(Items from a dataset)
=======

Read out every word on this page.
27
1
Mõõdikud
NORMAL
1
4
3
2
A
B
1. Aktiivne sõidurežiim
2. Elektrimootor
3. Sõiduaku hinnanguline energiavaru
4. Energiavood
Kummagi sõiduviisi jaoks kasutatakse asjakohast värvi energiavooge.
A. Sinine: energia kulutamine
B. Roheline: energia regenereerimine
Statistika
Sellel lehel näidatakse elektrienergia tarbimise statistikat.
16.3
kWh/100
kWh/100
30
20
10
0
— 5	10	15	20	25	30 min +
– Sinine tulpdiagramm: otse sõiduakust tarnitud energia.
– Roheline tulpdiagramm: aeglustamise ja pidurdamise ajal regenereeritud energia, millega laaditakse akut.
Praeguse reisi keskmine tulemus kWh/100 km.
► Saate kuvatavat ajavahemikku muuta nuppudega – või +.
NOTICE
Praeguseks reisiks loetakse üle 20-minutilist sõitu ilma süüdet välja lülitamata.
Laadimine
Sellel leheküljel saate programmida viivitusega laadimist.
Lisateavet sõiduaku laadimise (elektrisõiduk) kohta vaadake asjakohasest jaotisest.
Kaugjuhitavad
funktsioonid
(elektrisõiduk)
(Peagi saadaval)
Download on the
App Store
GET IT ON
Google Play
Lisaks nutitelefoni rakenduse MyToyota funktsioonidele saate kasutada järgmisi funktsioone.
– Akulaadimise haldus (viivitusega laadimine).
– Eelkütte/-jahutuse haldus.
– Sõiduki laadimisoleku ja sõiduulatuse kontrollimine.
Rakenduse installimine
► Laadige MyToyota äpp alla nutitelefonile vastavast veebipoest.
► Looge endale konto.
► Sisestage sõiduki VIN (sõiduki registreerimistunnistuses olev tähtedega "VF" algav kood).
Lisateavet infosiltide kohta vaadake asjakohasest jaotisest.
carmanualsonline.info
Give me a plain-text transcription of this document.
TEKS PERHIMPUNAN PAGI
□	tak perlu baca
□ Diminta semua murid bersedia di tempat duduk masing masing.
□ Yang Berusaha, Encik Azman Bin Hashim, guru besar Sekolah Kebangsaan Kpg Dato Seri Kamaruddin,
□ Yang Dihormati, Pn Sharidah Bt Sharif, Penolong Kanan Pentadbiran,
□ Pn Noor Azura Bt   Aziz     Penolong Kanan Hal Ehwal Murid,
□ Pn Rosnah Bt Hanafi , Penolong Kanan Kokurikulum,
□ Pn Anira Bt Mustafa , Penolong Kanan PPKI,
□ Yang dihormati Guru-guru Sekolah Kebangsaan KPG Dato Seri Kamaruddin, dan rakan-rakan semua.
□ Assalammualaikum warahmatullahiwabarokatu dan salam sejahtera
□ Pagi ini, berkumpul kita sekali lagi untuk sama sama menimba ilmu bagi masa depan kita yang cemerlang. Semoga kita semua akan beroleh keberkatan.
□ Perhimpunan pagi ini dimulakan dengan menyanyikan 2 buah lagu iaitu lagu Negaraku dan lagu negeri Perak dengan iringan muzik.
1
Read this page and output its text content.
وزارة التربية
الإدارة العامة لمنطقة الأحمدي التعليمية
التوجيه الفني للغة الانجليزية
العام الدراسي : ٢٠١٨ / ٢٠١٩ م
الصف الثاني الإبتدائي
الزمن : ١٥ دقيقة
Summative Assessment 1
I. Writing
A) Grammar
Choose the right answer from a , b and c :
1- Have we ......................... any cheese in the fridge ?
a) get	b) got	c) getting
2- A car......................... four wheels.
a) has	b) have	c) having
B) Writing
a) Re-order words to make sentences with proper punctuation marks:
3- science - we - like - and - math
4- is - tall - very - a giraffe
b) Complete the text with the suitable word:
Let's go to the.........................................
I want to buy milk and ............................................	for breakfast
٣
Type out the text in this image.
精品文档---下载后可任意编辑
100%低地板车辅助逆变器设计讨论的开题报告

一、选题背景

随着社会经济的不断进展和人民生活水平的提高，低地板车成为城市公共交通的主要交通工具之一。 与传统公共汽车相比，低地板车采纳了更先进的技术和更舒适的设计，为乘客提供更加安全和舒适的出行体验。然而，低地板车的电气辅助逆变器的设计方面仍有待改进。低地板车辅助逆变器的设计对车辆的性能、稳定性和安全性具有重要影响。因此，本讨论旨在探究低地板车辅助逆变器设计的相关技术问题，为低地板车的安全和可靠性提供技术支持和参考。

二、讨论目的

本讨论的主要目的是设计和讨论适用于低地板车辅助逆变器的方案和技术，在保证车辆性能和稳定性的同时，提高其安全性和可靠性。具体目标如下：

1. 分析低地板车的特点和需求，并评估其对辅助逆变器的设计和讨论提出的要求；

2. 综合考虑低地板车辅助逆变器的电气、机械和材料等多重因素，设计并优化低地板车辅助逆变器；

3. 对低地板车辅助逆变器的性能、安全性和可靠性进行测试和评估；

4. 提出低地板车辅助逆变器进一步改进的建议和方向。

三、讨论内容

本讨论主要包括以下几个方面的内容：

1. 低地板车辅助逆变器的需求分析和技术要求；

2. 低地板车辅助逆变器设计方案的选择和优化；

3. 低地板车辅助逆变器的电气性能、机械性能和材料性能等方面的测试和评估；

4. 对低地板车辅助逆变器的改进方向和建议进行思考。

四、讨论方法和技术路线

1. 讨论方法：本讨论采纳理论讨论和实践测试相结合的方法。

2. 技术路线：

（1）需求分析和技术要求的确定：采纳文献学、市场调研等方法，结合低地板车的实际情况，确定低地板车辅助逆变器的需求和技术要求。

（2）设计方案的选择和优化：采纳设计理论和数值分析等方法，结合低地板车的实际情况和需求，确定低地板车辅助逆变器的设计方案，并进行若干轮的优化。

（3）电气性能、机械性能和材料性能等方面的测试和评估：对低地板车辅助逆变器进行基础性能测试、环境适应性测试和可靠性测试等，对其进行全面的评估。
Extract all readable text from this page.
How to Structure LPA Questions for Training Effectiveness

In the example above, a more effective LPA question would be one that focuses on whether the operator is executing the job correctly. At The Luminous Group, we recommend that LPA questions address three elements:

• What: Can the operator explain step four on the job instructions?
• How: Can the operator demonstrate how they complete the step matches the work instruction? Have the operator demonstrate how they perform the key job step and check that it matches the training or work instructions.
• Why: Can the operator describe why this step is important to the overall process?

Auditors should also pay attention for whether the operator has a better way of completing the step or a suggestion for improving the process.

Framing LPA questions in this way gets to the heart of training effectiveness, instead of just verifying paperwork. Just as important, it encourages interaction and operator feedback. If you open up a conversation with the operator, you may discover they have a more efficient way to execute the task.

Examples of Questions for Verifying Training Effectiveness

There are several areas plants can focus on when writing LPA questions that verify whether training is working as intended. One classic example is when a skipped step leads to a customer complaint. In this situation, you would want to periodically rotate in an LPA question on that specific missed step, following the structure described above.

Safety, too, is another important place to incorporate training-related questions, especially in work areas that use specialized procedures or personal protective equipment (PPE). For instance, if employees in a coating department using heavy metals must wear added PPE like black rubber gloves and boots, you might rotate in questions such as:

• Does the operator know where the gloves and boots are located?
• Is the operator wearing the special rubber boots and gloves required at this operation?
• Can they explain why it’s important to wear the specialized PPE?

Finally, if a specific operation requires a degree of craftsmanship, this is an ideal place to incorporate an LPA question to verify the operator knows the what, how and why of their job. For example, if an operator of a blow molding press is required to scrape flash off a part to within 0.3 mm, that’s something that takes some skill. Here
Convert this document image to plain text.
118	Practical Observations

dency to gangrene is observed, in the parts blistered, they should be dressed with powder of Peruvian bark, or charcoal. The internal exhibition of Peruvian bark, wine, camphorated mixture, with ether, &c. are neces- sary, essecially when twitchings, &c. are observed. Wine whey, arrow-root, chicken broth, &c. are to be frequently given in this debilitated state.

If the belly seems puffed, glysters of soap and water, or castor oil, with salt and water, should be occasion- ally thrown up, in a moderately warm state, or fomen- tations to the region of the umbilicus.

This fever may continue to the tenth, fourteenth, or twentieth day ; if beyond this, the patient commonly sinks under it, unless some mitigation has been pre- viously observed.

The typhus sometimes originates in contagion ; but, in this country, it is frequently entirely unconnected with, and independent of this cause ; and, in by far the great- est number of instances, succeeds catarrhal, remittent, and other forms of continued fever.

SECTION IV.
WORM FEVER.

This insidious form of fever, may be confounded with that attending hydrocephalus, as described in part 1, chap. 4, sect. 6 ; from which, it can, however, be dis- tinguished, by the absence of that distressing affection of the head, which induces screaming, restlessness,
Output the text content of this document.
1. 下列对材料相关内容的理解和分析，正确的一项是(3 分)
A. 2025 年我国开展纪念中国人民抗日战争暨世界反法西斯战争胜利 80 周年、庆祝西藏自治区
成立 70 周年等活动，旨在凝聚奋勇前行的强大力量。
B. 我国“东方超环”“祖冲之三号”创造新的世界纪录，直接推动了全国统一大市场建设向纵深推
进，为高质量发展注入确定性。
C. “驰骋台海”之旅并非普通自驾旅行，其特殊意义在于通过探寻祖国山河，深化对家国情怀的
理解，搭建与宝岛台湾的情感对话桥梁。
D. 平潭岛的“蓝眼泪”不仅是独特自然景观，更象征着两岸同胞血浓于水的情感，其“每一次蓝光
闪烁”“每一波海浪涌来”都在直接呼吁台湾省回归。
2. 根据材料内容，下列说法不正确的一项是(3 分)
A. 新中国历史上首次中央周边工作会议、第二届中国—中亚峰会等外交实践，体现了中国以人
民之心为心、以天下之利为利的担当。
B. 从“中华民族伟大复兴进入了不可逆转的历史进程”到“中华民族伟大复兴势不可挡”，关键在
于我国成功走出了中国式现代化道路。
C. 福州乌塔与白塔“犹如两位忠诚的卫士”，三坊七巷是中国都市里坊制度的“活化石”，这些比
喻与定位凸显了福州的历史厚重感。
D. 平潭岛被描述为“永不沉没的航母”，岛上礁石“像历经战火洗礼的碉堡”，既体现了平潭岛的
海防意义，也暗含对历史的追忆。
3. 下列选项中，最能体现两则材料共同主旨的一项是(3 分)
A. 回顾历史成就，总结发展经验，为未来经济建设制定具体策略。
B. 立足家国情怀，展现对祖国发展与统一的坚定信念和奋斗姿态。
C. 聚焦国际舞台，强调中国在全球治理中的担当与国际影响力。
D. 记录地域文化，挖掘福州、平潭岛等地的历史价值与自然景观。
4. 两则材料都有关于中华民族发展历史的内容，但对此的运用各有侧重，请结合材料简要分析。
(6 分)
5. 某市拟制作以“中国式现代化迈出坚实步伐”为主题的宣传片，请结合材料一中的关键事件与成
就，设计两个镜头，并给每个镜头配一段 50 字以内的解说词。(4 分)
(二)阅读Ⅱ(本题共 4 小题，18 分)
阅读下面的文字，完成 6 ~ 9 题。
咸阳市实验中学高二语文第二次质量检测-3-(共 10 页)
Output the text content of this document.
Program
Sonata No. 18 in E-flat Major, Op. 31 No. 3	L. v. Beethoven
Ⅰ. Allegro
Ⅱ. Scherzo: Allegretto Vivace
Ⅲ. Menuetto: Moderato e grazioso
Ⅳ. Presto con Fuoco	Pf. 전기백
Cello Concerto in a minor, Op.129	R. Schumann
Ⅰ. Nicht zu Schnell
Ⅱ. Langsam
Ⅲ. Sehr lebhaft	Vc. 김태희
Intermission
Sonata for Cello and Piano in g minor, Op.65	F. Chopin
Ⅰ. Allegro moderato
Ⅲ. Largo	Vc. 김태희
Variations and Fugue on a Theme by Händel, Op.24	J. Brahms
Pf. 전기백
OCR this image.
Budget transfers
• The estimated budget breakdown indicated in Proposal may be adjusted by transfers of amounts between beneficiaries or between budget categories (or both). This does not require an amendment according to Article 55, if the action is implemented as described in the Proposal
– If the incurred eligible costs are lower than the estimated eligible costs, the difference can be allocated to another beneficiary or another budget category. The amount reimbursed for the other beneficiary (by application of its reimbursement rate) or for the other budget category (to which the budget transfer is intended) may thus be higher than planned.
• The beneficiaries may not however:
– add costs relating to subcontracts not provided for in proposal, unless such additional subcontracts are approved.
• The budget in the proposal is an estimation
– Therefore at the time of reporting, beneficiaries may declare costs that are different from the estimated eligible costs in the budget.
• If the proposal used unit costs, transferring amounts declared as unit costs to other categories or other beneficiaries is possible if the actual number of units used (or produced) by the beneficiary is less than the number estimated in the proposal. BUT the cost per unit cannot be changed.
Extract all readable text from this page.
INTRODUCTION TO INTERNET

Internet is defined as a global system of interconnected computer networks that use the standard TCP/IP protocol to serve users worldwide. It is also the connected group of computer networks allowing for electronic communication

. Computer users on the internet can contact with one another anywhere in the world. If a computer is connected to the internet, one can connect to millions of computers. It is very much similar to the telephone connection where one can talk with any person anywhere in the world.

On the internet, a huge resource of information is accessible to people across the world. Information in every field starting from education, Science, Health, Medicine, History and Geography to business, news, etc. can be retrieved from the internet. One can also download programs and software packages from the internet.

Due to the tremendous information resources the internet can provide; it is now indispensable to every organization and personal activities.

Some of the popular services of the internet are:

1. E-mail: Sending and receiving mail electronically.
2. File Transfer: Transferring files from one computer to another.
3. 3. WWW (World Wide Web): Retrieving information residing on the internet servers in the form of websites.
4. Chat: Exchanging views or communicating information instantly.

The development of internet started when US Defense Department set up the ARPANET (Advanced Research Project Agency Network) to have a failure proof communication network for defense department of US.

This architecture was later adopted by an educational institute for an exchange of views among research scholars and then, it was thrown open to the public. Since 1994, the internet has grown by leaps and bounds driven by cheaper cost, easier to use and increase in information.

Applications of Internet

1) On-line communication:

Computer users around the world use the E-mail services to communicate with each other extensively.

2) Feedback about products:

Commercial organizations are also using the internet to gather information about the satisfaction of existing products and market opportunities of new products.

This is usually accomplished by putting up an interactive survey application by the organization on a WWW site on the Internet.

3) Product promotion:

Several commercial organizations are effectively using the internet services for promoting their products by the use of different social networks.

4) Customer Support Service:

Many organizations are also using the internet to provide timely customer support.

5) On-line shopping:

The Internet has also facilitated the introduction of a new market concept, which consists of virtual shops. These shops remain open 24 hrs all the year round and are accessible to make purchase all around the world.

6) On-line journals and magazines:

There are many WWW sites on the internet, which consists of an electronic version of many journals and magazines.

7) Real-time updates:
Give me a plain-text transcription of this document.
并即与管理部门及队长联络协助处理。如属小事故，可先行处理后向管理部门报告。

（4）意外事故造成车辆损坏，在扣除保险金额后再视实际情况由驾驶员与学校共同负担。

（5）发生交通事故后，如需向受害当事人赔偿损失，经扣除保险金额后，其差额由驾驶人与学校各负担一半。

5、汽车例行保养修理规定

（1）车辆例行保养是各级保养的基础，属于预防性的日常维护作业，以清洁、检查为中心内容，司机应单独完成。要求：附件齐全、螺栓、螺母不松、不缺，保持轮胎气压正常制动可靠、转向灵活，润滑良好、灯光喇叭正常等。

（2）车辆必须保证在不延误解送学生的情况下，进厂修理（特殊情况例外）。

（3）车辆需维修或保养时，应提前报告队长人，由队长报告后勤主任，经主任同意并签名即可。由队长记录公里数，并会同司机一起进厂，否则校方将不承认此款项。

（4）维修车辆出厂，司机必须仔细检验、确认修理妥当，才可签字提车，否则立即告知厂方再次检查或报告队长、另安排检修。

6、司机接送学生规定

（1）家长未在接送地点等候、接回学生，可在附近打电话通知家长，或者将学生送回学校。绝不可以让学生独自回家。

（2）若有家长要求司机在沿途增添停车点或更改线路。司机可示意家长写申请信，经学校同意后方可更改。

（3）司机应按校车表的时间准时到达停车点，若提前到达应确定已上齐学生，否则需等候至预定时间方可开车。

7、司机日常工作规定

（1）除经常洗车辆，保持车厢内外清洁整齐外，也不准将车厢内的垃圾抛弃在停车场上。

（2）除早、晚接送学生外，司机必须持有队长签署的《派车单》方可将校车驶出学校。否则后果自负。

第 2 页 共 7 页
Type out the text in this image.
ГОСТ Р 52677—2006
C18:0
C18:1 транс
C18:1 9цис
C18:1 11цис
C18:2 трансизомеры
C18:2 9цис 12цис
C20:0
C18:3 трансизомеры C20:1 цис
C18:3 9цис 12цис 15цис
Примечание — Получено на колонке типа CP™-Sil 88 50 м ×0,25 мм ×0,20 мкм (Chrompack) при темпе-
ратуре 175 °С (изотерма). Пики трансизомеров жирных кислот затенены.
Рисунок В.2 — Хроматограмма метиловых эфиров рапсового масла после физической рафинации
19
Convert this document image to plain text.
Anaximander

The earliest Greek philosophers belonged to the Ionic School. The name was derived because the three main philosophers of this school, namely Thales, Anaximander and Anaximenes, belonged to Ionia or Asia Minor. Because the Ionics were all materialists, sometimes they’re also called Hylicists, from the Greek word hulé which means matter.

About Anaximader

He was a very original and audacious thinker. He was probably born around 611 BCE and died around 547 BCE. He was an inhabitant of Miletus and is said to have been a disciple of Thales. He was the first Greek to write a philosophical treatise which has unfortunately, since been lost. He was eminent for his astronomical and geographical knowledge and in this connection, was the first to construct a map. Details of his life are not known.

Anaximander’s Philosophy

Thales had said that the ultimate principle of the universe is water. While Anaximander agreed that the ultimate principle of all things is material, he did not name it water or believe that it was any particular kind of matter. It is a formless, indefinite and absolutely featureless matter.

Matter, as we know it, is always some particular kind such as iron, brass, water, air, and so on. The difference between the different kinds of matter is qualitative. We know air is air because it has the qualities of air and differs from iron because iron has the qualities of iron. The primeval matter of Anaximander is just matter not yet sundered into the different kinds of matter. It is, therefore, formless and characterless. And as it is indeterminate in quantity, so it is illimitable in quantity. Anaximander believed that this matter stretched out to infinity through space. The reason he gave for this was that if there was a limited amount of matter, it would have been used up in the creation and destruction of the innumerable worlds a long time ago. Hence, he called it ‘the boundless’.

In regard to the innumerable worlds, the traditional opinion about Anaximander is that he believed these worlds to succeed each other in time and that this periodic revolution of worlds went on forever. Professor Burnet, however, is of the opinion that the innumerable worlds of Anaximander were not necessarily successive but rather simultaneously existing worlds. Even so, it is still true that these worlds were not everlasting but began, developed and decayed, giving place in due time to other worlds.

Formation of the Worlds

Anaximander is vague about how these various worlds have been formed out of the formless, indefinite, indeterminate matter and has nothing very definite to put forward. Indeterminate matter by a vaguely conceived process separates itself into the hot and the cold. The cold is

=======

What this task involves:
Find every line in the records above that holds the word "sometimes", and copy each one.

Completed exercise:
The typhus sometimes originates in contagion ; but, in this country, it is frequently entirely unconnected with, and independent of this cause ; and, in by far the great- est number of instances, succeeds catarrhal, remittent, and other forms of continued fever.
The earliest Greek philosophers belonged to the Ionic School. The name was derived because the three main philosophers of this school, namely Thales, Anaximander and Anaximenes, belonged to Ionia or Asia Minor. Because the Ionics were all materialists, sometimes they’re also called Hylicists, from the Greek word hulé which means matter.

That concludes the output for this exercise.